> _DIRECTIONS_:
Could you write out the records below exactly as they appear, leaving out any pictures?

-------- INFORMATION PROVIDED

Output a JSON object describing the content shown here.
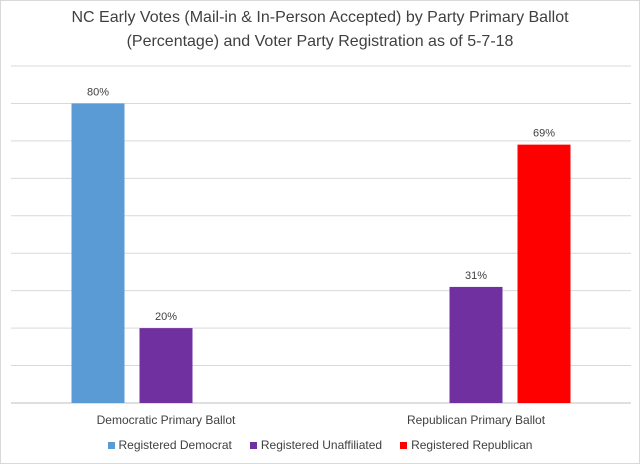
{
  "chart_data": {
    "type": "bar",
    "title_lines": [
      "NC Early Votes (Mail-in & In-Person Accepted) by Party Primary Ballot",
      "(Percentage) and Voter Party Registration as of 5-7-18"
    ],
    "categories": [
      "Democratic Primary Ballot",
      "Republican Primary Ballot"
    ],
    "series": [
      {
        "name": "Registered Democrat",
        "color": "#5b9bd5",
        "values": [
          80,
          null
        ],
        "labels": [
          "80%",
          ""
        ]
      },
      {
        "name": "Registered Unaffiliated",
        "color": "#7030a0",
        "values": [
          20,
          31
        ],
        "labels": [
          "20%",
          "31%"
        ]
      },
      {
        "name": "Registered Republican",
        "color": "#ff0000",
        "values": [
          null,
          69
        ],
        "labels": [
          "",
          "69%"
        ]
      }
    ],
    "ylim": [
      0,
      90
    ],
    "grid_step": 10,
    "grid": true,
    "legend_position": "bottom",
    "xlabel": "",
    "ylabel": ""
  }
}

----------------

> _SOLUTION_:
Output a JSON object describing the content shown here.
{
  "chart_data": {
    "type": "bar",
    "title_lines": [
      "NC Early Votes (Mail-in & In-Person Accepted) by Party Primary Ballot",
      "(Percentage) and Voter Party Registration as of 5-7-18"
    ],
    "categories": [
      "Democratic Primary Ballot",
      "Republican Primary Ballot"
    ],
    "series": [
      {
        "name": "Registered Democrat",
        "color": "#5b9bd5",
        "values": [
          80,
          null
        ],
        "labels": [
          "80%",
          ""
        ]
      },
      {
        "name": "Registered Unaffiliated",
        "color": "#7030a0",
        "values": [
          20,
          31
        ],
        "labels": [
          "20%",
          "31%"
        ]
      },
      {
        "name": "Registered Republican",
        "color": "#ff0000",
        "values": [
          null,
          69
        ],
        "labels": [
          "",
          "69%"
        ]
      }
    ],
    "ylim": [
      0,
      90
    ],
    "grid_step": 10,
    "grid": true,
    "legend_position": "bottom",
    "xlabel": "",
    "ylabel": ""
  }
}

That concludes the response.